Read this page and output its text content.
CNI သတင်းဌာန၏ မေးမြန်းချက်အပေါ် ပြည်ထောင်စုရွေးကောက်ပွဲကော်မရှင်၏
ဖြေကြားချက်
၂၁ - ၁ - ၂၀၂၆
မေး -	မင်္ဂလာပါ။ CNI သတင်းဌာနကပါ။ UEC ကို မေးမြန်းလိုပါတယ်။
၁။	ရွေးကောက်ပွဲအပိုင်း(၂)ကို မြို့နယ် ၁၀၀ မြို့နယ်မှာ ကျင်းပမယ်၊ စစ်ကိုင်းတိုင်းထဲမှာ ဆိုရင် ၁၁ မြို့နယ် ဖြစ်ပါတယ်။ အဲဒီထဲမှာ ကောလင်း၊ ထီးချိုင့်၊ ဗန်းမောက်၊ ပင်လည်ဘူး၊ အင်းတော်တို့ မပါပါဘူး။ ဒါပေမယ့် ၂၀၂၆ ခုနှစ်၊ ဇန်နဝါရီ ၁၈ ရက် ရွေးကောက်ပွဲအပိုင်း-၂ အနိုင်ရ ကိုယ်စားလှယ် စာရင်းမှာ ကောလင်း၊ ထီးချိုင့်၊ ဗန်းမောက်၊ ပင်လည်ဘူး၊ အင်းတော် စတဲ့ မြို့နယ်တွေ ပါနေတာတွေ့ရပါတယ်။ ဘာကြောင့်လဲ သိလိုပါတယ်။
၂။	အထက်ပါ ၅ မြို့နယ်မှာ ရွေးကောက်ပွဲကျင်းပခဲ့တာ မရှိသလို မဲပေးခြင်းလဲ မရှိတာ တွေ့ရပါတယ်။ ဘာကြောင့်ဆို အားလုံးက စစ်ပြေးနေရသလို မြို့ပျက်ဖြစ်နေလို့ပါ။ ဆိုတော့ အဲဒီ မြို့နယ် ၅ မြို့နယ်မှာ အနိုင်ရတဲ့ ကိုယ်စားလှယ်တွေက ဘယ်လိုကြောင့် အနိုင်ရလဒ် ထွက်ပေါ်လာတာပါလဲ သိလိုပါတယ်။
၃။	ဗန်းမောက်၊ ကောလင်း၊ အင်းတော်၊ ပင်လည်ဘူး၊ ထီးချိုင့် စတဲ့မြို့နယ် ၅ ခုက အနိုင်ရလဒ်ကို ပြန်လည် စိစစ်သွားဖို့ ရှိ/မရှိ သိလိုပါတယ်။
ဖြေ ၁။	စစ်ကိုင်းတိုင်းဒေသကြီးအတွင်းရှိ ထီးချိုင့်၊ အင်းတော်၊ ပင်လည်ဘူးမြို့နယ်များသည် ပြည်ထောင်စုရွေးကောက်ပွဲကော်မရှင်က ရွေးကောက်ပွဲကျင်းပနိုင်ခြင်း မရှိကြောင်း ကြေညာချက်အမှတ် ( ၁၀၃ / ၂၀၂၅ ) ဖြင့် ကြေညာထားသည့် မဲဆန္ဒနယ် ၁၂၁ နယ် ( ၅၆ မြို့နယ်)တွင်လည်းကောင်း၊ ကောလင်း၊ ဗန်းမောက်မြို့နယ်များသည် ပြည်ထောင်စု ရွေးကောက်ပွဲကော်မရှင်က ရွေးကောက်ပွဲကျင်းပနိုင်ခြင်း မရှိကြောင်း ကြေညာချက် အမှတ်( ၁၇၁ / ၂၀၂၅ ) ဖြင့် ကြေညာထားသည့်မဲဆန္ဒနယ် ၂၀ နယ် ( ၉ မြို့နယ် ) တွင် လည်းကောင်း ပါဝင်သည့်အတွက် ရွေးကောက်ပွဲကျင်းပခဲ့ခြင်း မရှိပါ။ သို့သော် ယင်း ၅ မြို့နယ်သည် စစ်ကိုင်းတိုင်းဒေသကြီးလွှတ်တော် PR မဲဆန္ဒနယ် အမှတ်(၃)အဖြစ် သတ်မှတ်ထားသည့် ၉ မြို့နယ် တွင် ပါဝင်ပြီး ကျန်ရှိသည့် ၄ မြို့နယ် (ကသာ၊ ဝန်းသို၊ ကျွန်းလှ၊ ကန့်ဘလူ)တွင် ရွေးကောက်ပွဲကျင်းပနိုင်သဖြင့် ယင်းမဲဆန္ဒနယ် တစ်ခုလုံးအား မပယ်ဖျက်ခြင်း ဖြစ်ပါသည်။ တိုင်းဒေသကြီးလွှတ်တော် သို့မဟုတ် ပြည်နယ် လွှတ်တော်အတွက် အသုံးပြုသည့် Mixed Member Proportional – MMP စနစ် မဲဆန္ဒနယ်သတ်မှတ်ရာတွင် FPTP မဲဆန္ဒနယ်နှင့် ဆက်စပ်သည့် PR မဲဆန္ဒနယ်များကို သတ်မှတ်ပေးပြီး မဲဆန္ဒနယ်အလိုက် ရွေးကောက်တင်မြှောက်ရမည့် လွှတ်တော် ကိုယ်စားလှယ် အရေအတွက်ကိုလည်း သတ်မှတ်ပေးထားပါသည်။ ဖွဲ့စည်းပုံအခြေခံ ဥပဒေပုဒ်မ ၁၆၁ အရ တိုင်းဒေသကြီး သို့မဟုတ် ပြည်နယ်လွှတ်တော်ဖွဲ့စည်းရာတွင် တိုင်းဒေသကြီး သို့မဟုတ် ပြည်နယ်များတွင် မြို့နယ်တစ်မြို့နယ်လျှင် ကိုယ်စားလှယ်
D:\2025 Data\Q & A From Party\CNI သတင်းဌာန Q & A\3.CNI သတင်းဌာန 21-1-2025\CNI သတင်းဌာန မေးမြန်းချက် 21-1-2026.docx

**Given exercise:**
Return the material in full, exactly as shown.

**Exercise solution:**
Read this page and output its text content.
CNI သတင်းဌာန၏ မေးမြန်းချက်အပေါ် ပြည်ထောင်စုရွေးကောက်ပွဲကော်မရှင်၏
ဖြေကြားချက်
၂၁ - ၁ - ၂၀၂၆
မေး -	မင်္ဂလာပါ။ CNI သတင်းဌာနကပါ။ UEC ကို မေးမြန်းလိုပါတယ်။
၁။	ရွေးကောက်ပွဲအပိုင်း(၂)ကို မြို့နယ် ၁၀၀ မြို့နယ်မှာ ကျင်းပမယ်၊ စစ်ကိုင်းတိုင်းထဲမှာ ဆိုရင် ၁၁ မြို့နယ် ဖြစ်ပါတယ်။ အဲဒီထဲမှာ ကောလင်း၊ ထီးချိုင့်၊ ဗန်းမောက်၊ ပင်လည်ဘူး၊ အင်းတော်တို့ မပါပါဘူး။ ဒါပေမယ့် ၂၀၂၆ ခုနှစ်၊ ဇန်နဝါရီ ၁၈ ရက် ရွေးကောက်ပွဲအပိုင်း-၂ အနိုင်ရ ကိုယ်စားလှယ် စာရင်းမှာ ကောလင်း၊ ထီးချိုင့်၊ ဗန်းမောက်၊ ပင်လည်ဘူး၊ အင်းတော် စတဲ့ မြို့နယ်တွေ ပါနေတာတွေ့ရပါတယ်။ ဘာကြောင့်လဲ သိလိုပါတယ်။
၂။	အထက်ပါ ၅ မြို့နယ်မှာ ရွေးကောက်ပွဲကျင်းပခဲ့တာ မရှိသလို မဲပေးခြင်းလဲ မရှိတာ တွေ့ရပါတယ်။ ဘာကြောင့်ဆို အားလုံးက စစ်ပြေးနေရသလို မြို့ပျက်ဖြစ်နေလို့ပါ။ ဆိုတော့ အဲဒီ မြို့နယ် ၅ မြို့နယ်မှာ အနိုင်ရတဲ့ ကိုယ်စားလှယ်တွေက ဘယ်လိုကြောင့် အနိုင်ရလဒ် ထွက်ပေါ်လာတာပါလဲ သိလိုပါတယ်။
၃။	ဗန်းမောက်၊ ကောလင်း၊ အင်းတော်၊ ပင်လည်ဘူး၊ ထီးချိုင့် စတဲ့မြို့နယ် ၅ ခုက အနိုင်ရလဒ်ကို ပြန်လည် စိစစ်သွားဖို့ ရှိ/မရှိ သိလိုပါတယ်။
ဖြေ ၁။	စစ်ကိုင်းတိုင်းဒေသကြီးအတွင်းရှိ ထီးချိုင့်၊ အင်းတော်၊ ပင်လည်ဘူးမြို့နယ်များသည် ပြည်ထောင်စုရွေးကောက်ပွဲကော်မရှင်က ရွေးကောက်ပွဲကျင်းပနိုင်ခြင်း မရှိကြောင်း ကြေညာချက်အမှတ် ( ၁၀၃ / ၂၀၂၅ ) ဖြင့် ကြေညာထားသည့် မဲဆန္ဒနယ် ၁၂၁ နယ် ( ၅၆ မြို့နယ်)တွင်လည်းကောင်း၊ ကောလင်း၊ ဗန်းမောက်မြို့နယ်များသည် ပြည်ထောင်စု ရွေးကောက်ပွဲကော်မရှင်က ရွေးကောက်ပွဲကျင်းပနိုင်ခြင်း မရှိကြောင်း ကြေညာချက် အမှတ်( ၁၇၁ / ၂၀၂၅ ) ဖြင့် ကြေညာထားသည့်မဲဆန္ဒနယ် ၂၀ နယ် ( ၉ မြို့နယ် ) တွင် လည်းကောင်း ပါဝင်သည့်အတွက် ရွေးကောက်ပွဲကျင်းပခဲ့ခြင်း မရှိပါ။ သို့သော် ယင်း ၅ မြို့နယ်သည် စစ်ကိုင်းတိုင်းဒေသကြီးလွှတ်တော် PR မဲဆန္ဒနယ် အမှတ်(၃)အဖြစ် သတ်မှတ်ထားသည့် ၉ မြို့နယ် တွင် ပါဝင်ပြီး ကျန်ရှိသည့် ၄ မြို့နယ် (ကသာ၊ ဝန်းသို၊ ကျွန်းလှ၊ ကန့်ဘလူ)တွင် ရွေးကောက်ပွဲကျင်းပနိုင်သဖြင့် ယင်းမဲဆန္ဒနယ် တစ်ခုလုံးအား မပယ်ဖျက်ခြင်း ဖြစ်ပါသည်။ တိုင်းဒေသကြီးလွှတ်တော် သို့မဟုတ် ပြည်နယ် လွှတ်တော်အတွက် အသုံးပြုသည့် Mixed Member Proportional – MMP စနစ် မဲဆန္ဒနယ်သတ်မှတ်ရာတွင် FPTP မဲဆန္ဒနယ်နှင့် ဆက်စပ်သည့် PR မဲဆန္ဒနယ်များကို သတ်မှတ်ပေးပြီး မဲဆန္ဒနယ်အလိုက် ရွေးကောက်တင်မြှောက်ရမည့် လွှတ်တော် ကိုယ်စားလှယ် အရေအတွက်ကိုလည်း သတ်မှတ်ပေးထားပါသည်။ ဖွဲ့စည်းပုံအခြေခံ ဥပဒေပုဒ်မ ၁၆၁ အရ တိုင်းဒေသကြီး သို့မဟုတ် ပြည်နယ်လွှတ်တော်ဖွဲ့စည်းရာတွင် တိုင်းဒေသကြီး သို့မဟုတ် ပြည်နယ်များတွင် မြို့နယ်တစ်မြို့နယ်လျှင် ကိုယ်စားလှယ်
D:\2025 Data\Q & A From Party\CNI သတင်းဌာန Q & A\3.CNI သတင်းဌာန 21-1-2025\CNI သတင်းဌာန မေးမြန်းချက် 21-1-2026.docx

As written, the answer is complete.